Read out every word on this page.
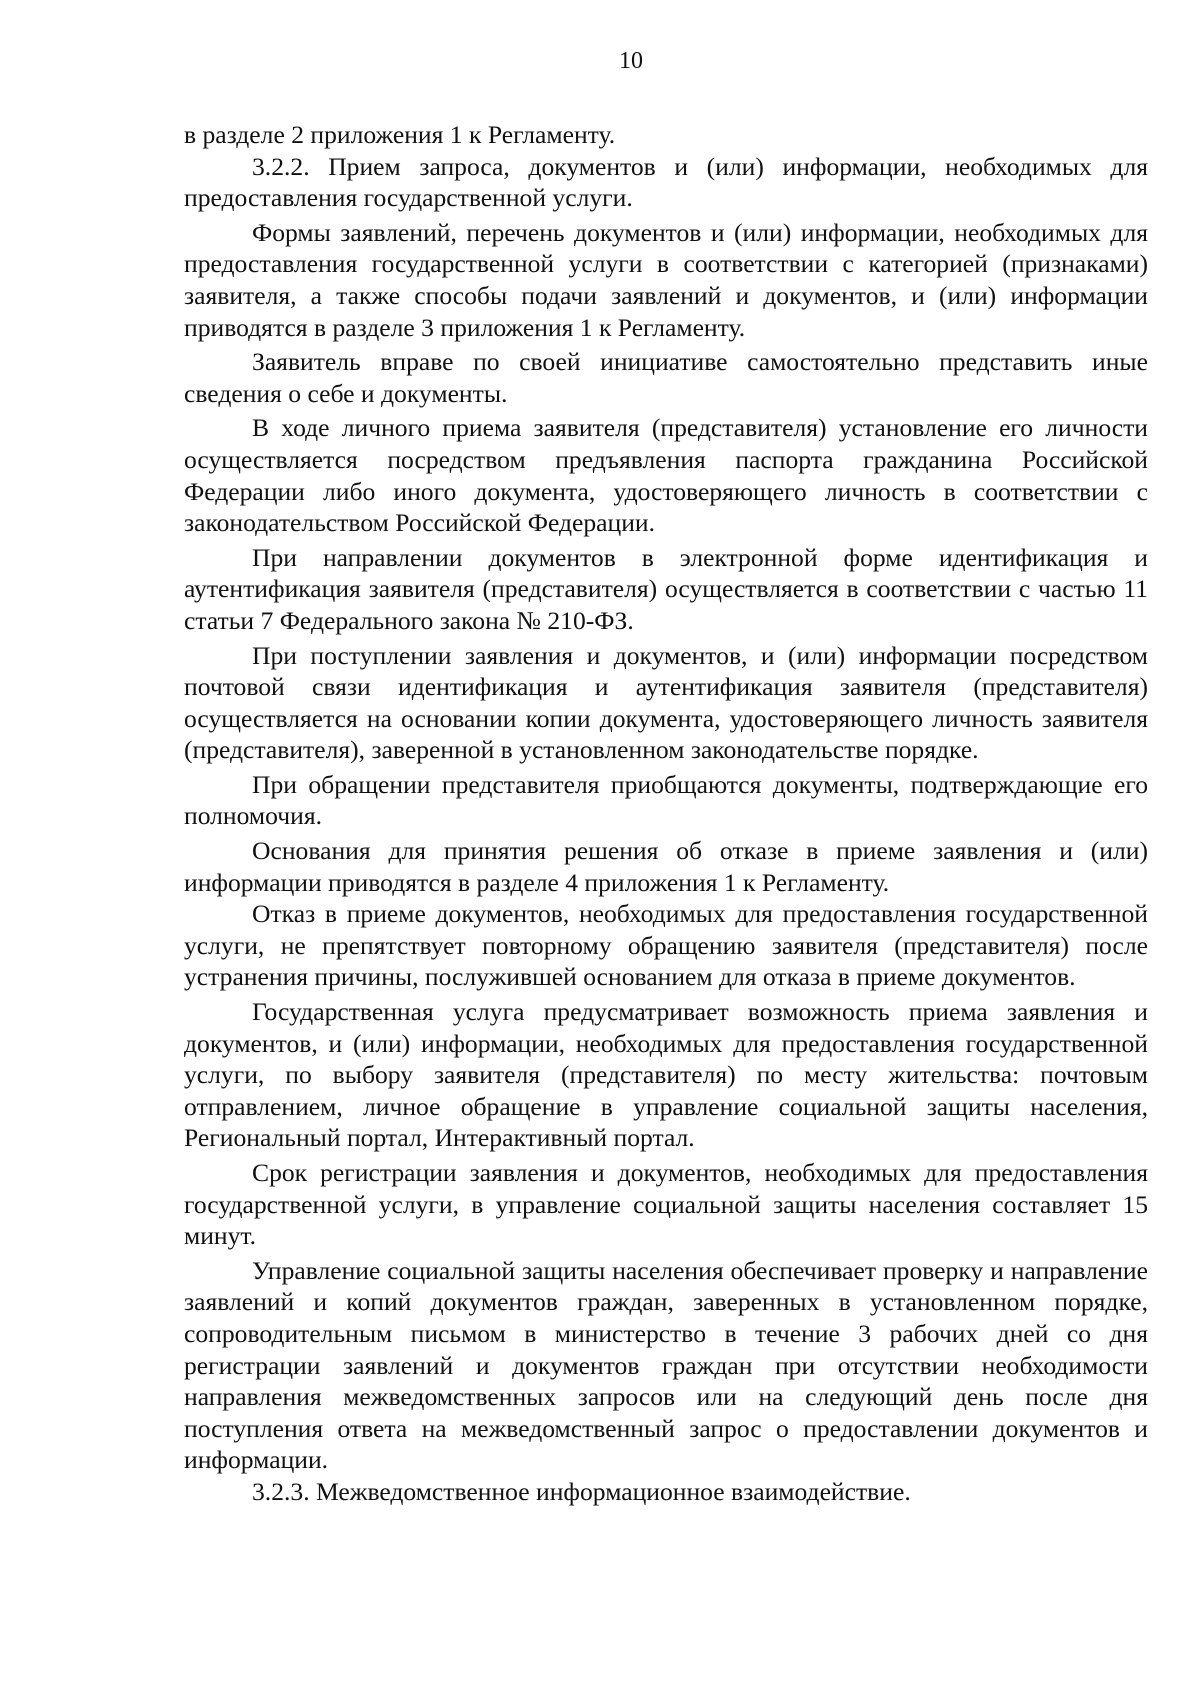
10

в разделе 2 приложения 1 к Регламенту.

3.2.2. Прием запроса, документов и (или) информации, необходимых для предоставления государственной услуги.

Формы заявлений, перечень документов и (или) информации, необходимых для предоставления государственной услуги в соответствии с категорией (признаками) заявителя, а также способы подачи заявлений и документов, и (или) информации приводятся в разделе 3 приложения 1 к Регламенту.

Заявитель вправе по своей инициативе самостоятельно представить иные сведения о себе и документы.

В ходе личного приема заявителя (представителя) установление его личности осуществляется посредством предъявления паспорта гражданина Российской Федерации либо иного документа, удостоверяющего личность в соответствии с законодательством Российской Федерации.

При направлении документов в электронной форме идентификация и аутентификация заявителя (представителя) осуществляется в соответствии с частью 11 статьи 7 Федерального закона № 210-ФЗ.

При поступлении заявления и документов, и (или) информации посредством почтовой связи идентификация и аутентификация заявителя (представителя) осуществляется на основании копии документа, удостоверяющего личность заявителя (представителя), заверенной в установленном законодательстве порядке.

При обращении представителя приобщаются документы, подтверждающие его полномочия.

Основания для принятия решения об отказе в приеме заявления и (или) информации приводятся в разделе 4 приложения 1 к Регламенту.

Отказ в приеме документов, необходимых для предоставления государственной услуги, не препятствует повторному обращению заявителя (представителя) после устранения причины, послужившей основанием для отказа в приеме документов.

Государственная услуга предусматривает возможность приема заявления и документов, и (или) информации, необходимых для предоставления государственной услуги, по выбору заявителя (представителя) по месту жительства: почтовым отправлением, личное обращение в управление социальной защиты населения, Региональный портал, Интерактивный портал.

Срок регистрации заявления и документов, необходимых для предоставления государственной услуги, в управление социальной защиты населения составляет 15 минут.

Управление социальной защиты населения обеспечивает проверку и направление заявлений и копий документов граждан, заверенных в установленном порядке, сопроводительным письмом в министерство в течение 3 рабочих дней со дня регистрации заявлений и документов граждан при отсутствии необходимости направления межведомственных запросов или на следующий день после дня поступления ответа на межведомственный запрос о предоставлении документов и информации.

3.2.3. Межведомственное информационное взаимодействие.
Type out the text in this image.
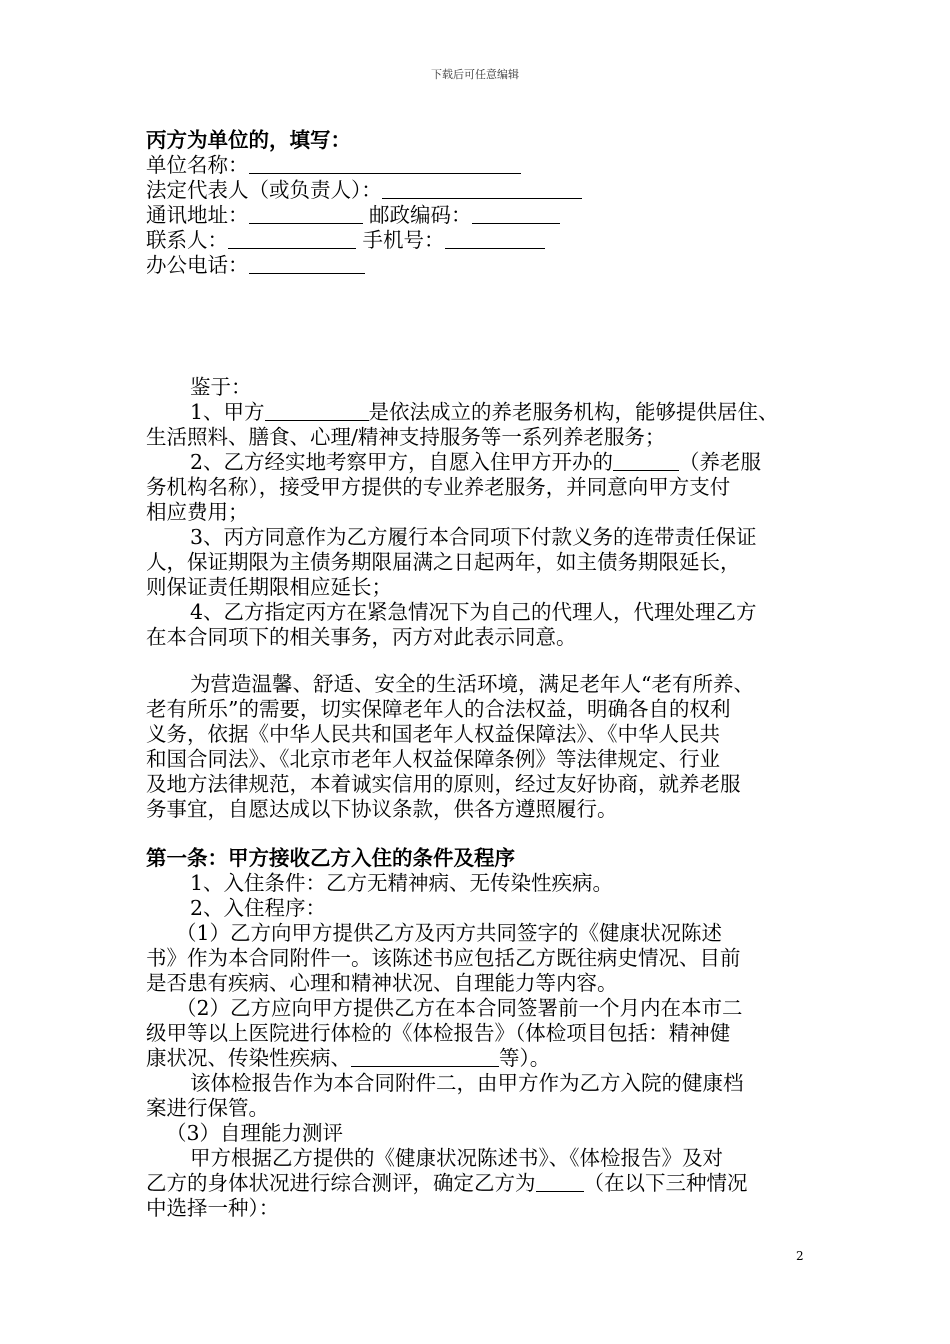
下载后可任意编辑
丙方为单位的，填写：
单位名称：
法定代表人（或负责人）：
通讯地址：	邮政编码：
联系人：	手机号：
办公电话：
鉴于：
1、甲方	是依法成立的养老服务机构，能够提供居住、
生活照料、膳食、心理/精神支持服务等一系列养老服务；
2、乙方经实地考察甲方，自愿入住甲方开办的	（养老服
务机构名称），接受甲方提供的专业养老服务，并同意向甲方支付
相应费用；
3、丙方同意作为乙方履行本合同项下付款义务的连带责任保证
人，保证期限为主债务期限届满之日起两年，如主债务期限延长，
则保证责任期限相应延长；
4、乙方指定丙方在紧急情况下为自己的代理人，代理处理乙方
在本合同项下的相关事务，丙方对此表示同意。
为营造温馨、舒适、安全的生活环境，满足老年人“老有所养、
老有所乐”的需要，切实保障老年人的合法权益，明确各自的权利
义务，依据《中华人民共和国老年人权益保障法》、《中华人民共
和国合同法》、《北京市老年人权益保障条例》等法律规定、行业
及地方法律规范，本着诚实信用的原则，经过友好协商，就养老服
务事宜，自愿达成以下协议条款，供各方遵照履行。
第一条：甲方接收乙方入住的条件及程序
1、入住条件：乙方无精神病、无传染性疾病。
2、入住程序：
（1）乙方向甲方提供乙方及丙方共同签字的《健康状况陈述
书》作为本合同附件一。该陈述书应包括乙方既往病史情况、目前
是否患有疾病、心理和精神状况、自理能力等内容。
（2）乙方应向甲方提供乙方在本合同签署前一个月内在本市二
级甲等以上医院进行体检的《体检报告》（体检项目包括：精神健
康状况、传染性疾病、	等）。
该体检报告作为本合同附件二，由甲方作为乙方入院的健康档
案进行保管。
（3）自理能力测评
甲方根据乙方提供的《健康状况陈述书》、《体检报告》及对
乙方的身体状况进行综合测评，确定乙方为 （在以下三种情况
中选择一种）：
2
****************************************
▸ **Task instructions**
Sift the material for lines with the string "документы". Copy each one found.

▸ **Final answer**
Заявитель вправе по своей инициативе самостоятельно представить иные сведения о себе и документы.
При обращении представителя приобщаются документы, подтверждающие его полномочия.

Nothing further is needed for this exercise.